++++ Records to process

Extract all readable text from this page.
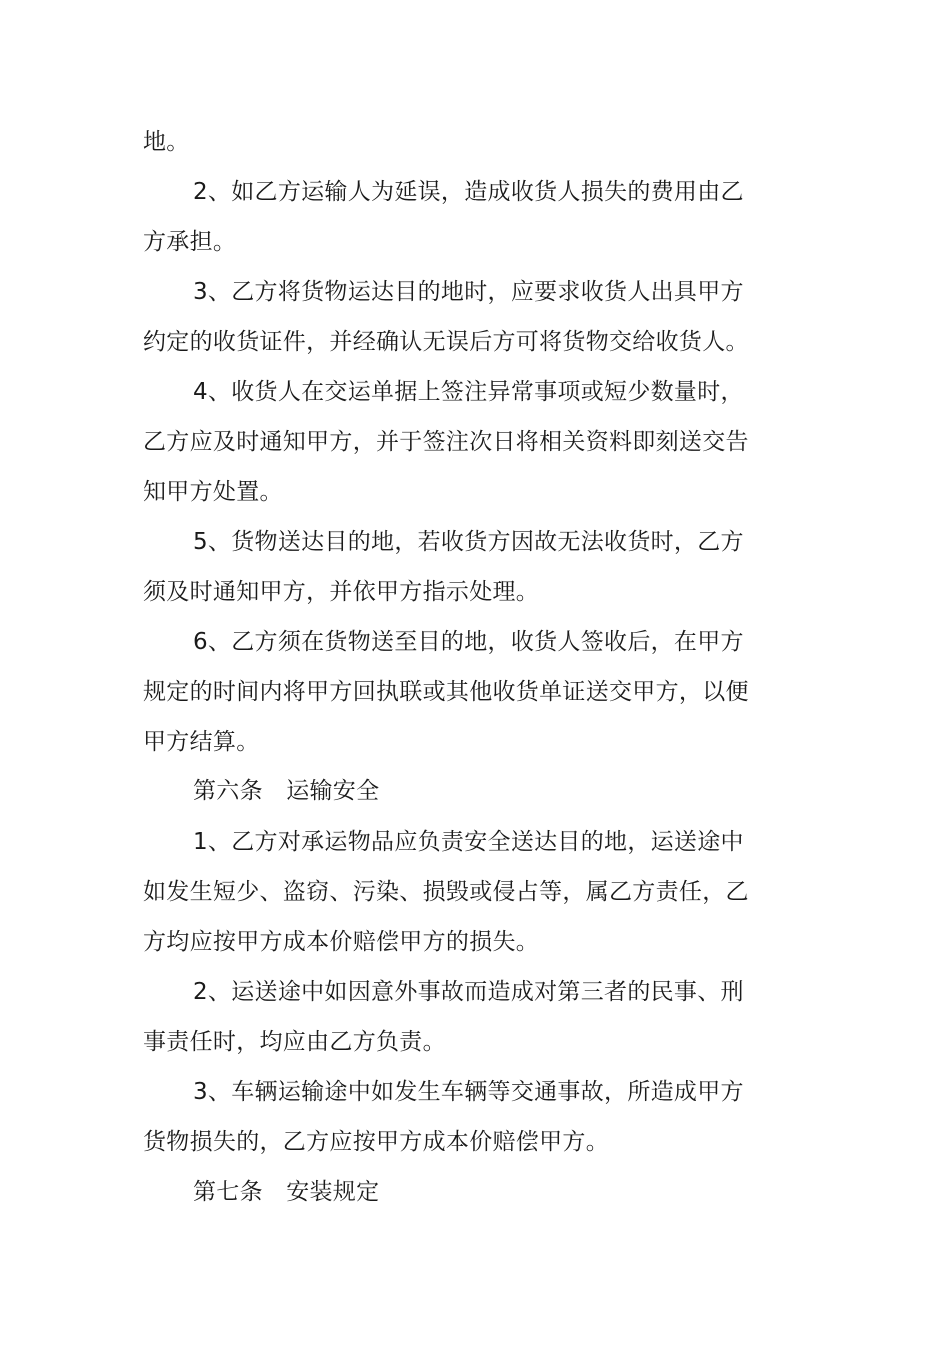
地。
2、如乙方运输人为延误，造成收货人损失的费用由乙
方承担。
3、乙方将货物运达目的地时，应要求收货人出具甲方
约定的收货证件，并经确认无误后方可将货物交给收货人。
4、收货人在交运单据上签注异常事项或短少数量时，
乙方应及时通知甲方，并于签注次日将相关资料即刻送交告
知甲方处置。
5、货物送达目的地，若收货方因故无法收货时，乙方
须及时通知甲方，并依甲方指示处理。
6、乙方须在货物送至目的地，收货人签收后，在甲方
规定的时间内将甲方回执联或其他收货单证送交甲方，以便
甲方结算。
第六条　运输安全
1、乙方对承运物品应负责安全送达目的地，运送途中
如发生短少、盗窃、污染、损毁或侵占等，属乙方责任，乙
方均应按甲方成本价赔偿甲方的损失。
2、运送途中如因意外事故而造成对第三者的民事、刑
事责任时，均应由乙方负责。
3、车辆运输途中如发生车辆等交通事故，所造成甲方
货物损失的，乙方应按甲方成本价赔偿甲方。
第七条　安装规定
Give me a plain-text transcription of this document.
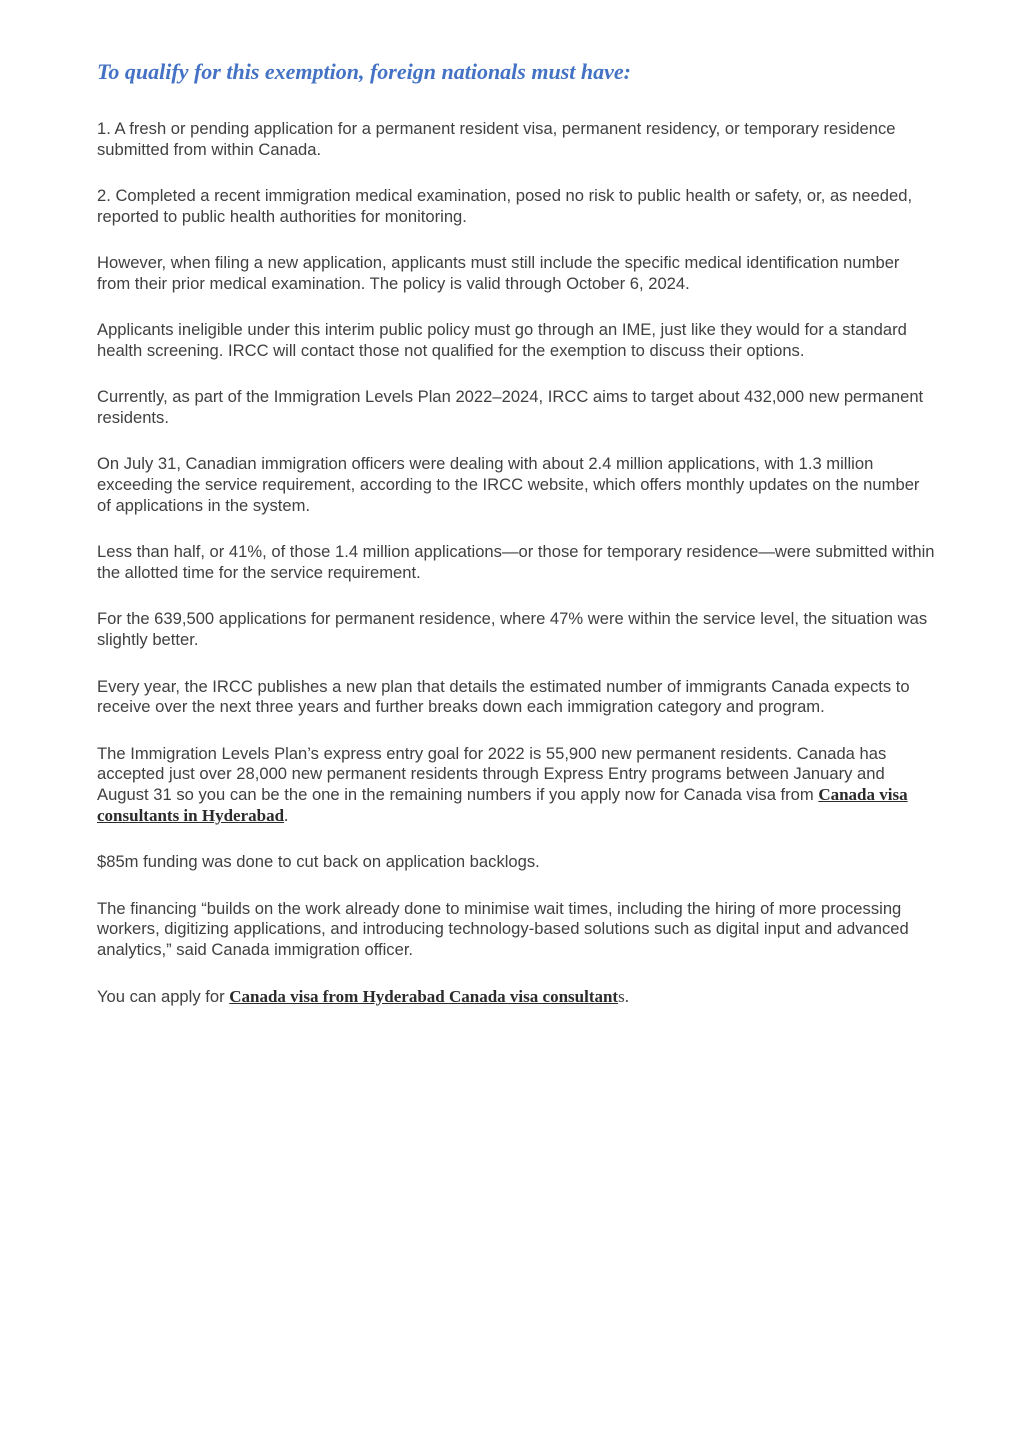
To qualify for this exemption, foreign nationals must have:

1. A fresh or pending application for a permanent resident visa, permanent residency, or temporary residence submitted from within Canada.

2. Completed a recent immigration medical examination, posed no risk to public health or safety, or, as needed, reported to public health authorities for monitoring.

However, when filing a new application, applicants must still include the specific medical identification number from their prior medical examination. The policy is valid through October 6, 2024.

Applicants ineligible under this interim public policy must go through an IME, just like they would for a standard health screening. IRCC will contact those not qualified for the exemption to discuss their options.

Currently, as part of the Immigration Levels Plan 2022–2024, IRCC aims to target about 432,000 new permanent residents.

On July 31, Canadian immigration officers were dealing with about 2.4 million applications, with 1.3 million exceeding the service requirement, according to the IRCC website, which offers monthly updates on the number of applications in the system.

Less than half, or 41%, of those 1.4 million applications—or those for temporary residence—were submitted within the allotted time for the service requirement.

For the 639,500 applications for permanent residence, where 47% were within the service level, the situation was slightly better.

Every year, the IRCC publishes a new plan that details the estimated number of immigrants Canada expects to receive over the next three years and further breaks down each immigration category and program.

The Immigration Levels Plan’s express entry goal for 2022 is 55,900 new permanent residents. Canada has accepted just over 28,000 new permanent residents through Express Entry programs between January and August 31 so you can be the one in the remaining numbers if you apply now for Canada visa from Canada visa consultants in Hyderabad.

$85m funding was done to cut back on application backlogs.

The financing “builds on the work already done to minimise wait times, including the hiring of more processing workers, digitizing applications, and introducing technology-based solutions such as digital input and advanced analytics,” said Canada immigration officer.

You can apply for Canada visa from Hyderabad Canada visa consultants.
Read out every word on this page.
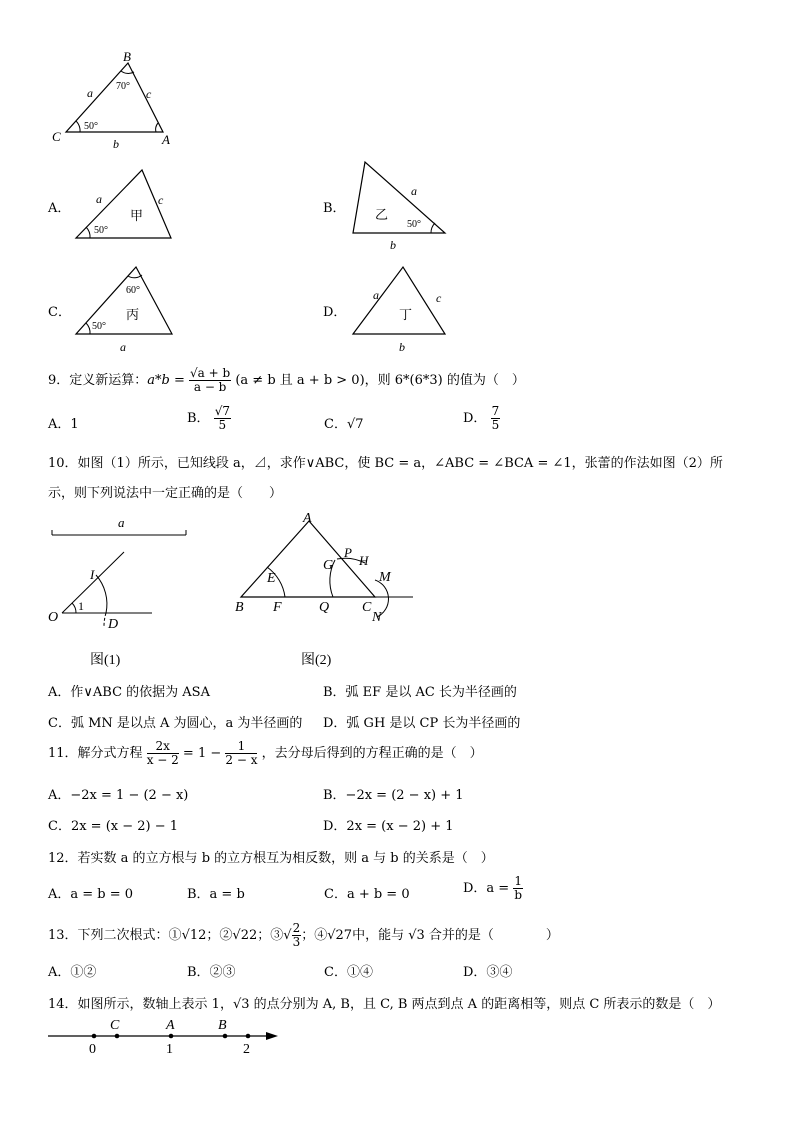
B
C	A
a
b
c
70°
50°
A．
a	c
50°
甲	B．
a
b
50°
乙
C．
a
60°
50°
丙	D．
a
b
c
丁
9．定义新运算：$a*b = \frac{√a + b}{a - b} (a \ne b$ 且 a + b > 0)，则 6*(6*3) 的值为（　）
A．1	B． $\frac{√7}{5}$	C．√7	D． $\frac{7}{5}$
10．如图（1）所示，已知线段 a，⊿，求作∨ABC，使 BC = a，∠ABC = ∠BCA = ∠1，张蕾的作法如图（2）所
示，则下列说法中一定正确的是（　　）
a
I
O	D
1
图(1)
A
E
B F
G
P
H
M
Q C
N
图(2)
A．作∨ABC 的依据为 ASA	B．弧 EF 是以 AC 长为半径画的
C．弧 MN 是以点 A 为圆心，a 为半径画的 D．弧 GH 是以 CP 长为半径画的
11．解分式方程 $\frac{2x}{x - 2} = 1 - \frac{1}{2 - x}$ ，去分母后得到的方程正确的是（　）
A．−2x = 1 − (2 − x)	B．−2x = (2 − x) + 1
C．2x = (x − 2) − 1	D．2x = (x − 2) + 1
12．若实数 a 的立方根与 b 的立方根互为相反数，则 a 与 b 的关系是（　）
A．a = b = 0	B．a = b	C．a + b = 0	D．$a = \frac{1}{b}$
13．下列二次根式：①√12；②√22；③√ $\frac{2}{3}$ ；④√27中，能与 √3 合并的是（　　　　）
A．①②	B．②③	C．①④	D．③④
14．如图所示，数轴上表示 1，√3 的点分别为 A, B，且 C, B 两点到点 A 的距离相等，则点 C 所表示的数是（　）
C	A	B
0	1	2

++++++++

Restate the entire listing word for word, excluding pictures.

Extract all readable text from this page.
地。
2、如乙方运输人为延误，造成收货人损失的费用由乙
方承担。
3、乙方将货物运达目的地时，应要求收货人出具甲方
约定的收货证件，并经确认无误后方可将货物交给收货人。
4、收货人在交运单据上签注异常事项或短少数量时，
乙方应及时通知甲方，并于签注次日将相关资料即刻送交告
知甲方处置。
5、货物送达目的地，若收货方因故无法收货时，乙方
须及时通知甲方，并依甲方指示处理。
6、乙方须在货物送至目的地，收货人签收后，在甲方
规定的时间内将甲方回执联或其他收货单证送交甲方，以便
甲方结算。
第六条　运输安全
1、乙方对承运物品应负责安全送达目的地，运送途中
如发生短少、盗窃、污染、损毁或侵占等，属乙方责任，乙
方均应按甲方成本价赔偿甲方的损失。
2、运送途中如因意外事故而造成对第三者的民事、刑
事责任时，均应由乙方负责。
3、车辆运输途中如发生车辆等交通事故，所造成甲方
货物损失的，乙方应按甲方成本价赔偿甲方。
第七条　安装规定
Give me a plain-text transcription of this document.
To qualify for this exemption, foreign nationals must have:

1. A fresh or pending application for a permanent resident visa, permanent residency, or temporary residence submitted from within Canada.

2. Completed a recent immigration medical examination, posed no risk to public health or safety, or, as needed, reported to public health authorities for monitoring.

However, when filing a new application, applicants must still include the specific medical identification number from their prior medical examination. The policy is valid through October 6, 2024.

Applicants ineligible under this interim public policy must go through an IME, just like they would for a standard health screening. IRCC will contact those not qualified for the exemption to discuss their options.

Currently, as part of the Immigration Levels Plan 2022–2024, IRCC aims to target about 432,000 new permanent residents.

On July 31, Canadian immigration officers were dealing with about 2.4 million applications, with 1.3 million exceeding the service requirement, according to the IRCC website, which offers monthly updates on the number of applications in the system.

Less than half, or 41%, of those 1.4 million applications—or those for temporary residence—were submitted within the allotted time for the service requirement.

For the 639,500 applications for permanent residence, where 47% were within the service level, the situation was slightly better.

Every year, the IRCC publishes a new plan that details the estimated number of immigrants Canada expects to receive over the next three years and further breaks down each immigration category and program.

The Immigration Levels Plan’s express entry goal for 2022 is 55,900 new permanent residents. Canada has accepted just over 28,000 new permanent residents through Express Entry programs between January and August 31 so you can be the one in the remaining numbers if you apply now for Canada visa from Canada visa consultants in Hyderabad.

$85m funding was done to cut back on application backlogs.

The financing “builds on the work already done to minimise wait times, including the hiring of more processing workers, digitizing applications, and introducing technology-based solutions such as digital input and advanced analytics,” said Canada immigration officer.

You can apply for Canada visa from Hyderabad Canada visa consultants.
Read out every word on this page.
B
C	A
a
b
c
70°
50°
A．
a	c
50°
甲	B．
a
b
50°
乙
C．
a
60°
50°
丙	D．
a
b
c
丁
9．定义新运算：$a*b = \frac{√a + b}{a - b} (a \ne b$ 且 a + b > 0)，则 6*(6*3) 的值为（　）
A．1	B． $\frac{√7}{5}$	C．√7	D． $\frac{7}{5}$
10．如图（1）所示，已知线段 a，⊿，求作∨ABC，使 BC = a，∠ABC = ∠BCA = ∠1，张蕾的作法如图（2）所
示，则下列说法中一定正确的是（　　）
a
I
O	D
1
图(1)
A
E
B F
G
P
H
M
Q C
N
图(2)
A．作∨ABC 的依据为 ASA	B．弧 EF 是以 AC 长为半径画的
C．弧 MN 是以点 A 为圆心，a 为半径画的 D．弧 GH 是以 CP 长为半径画的
11．解分式方程 $\frac{2x}{x - 2} = 1 - \frac{1}{2 - x}$ ，去分母后得到的方程正确的是（　）
A．−2x = 1 − (2 − x)	B．−2x = (2 − x) + 1
C．2x = (x − 2) − 1	D．2x = (x − 2) + 1
12．若实数 a 的立方根与 b 的立方根互为相反数，则 a 与 b 的关系是（　）
A．a = b = 0	B．a = b	C．a + b = 0	D．$a = \frac{1}{b}$
13．下列二次根式：①√12；②√22；③√ $\frac{2}{3}$ ；④√27中，能与 √3 合并的是（　　　　）
A．①②	B．②③	C．①④	D．③④
14．如图所示，数轴上表示 1，√3 的点分别为 A, B，且 C, B 两点到点 A 的距离相等，则点 C 所表示的数是（　）
C	A	B
0	1	2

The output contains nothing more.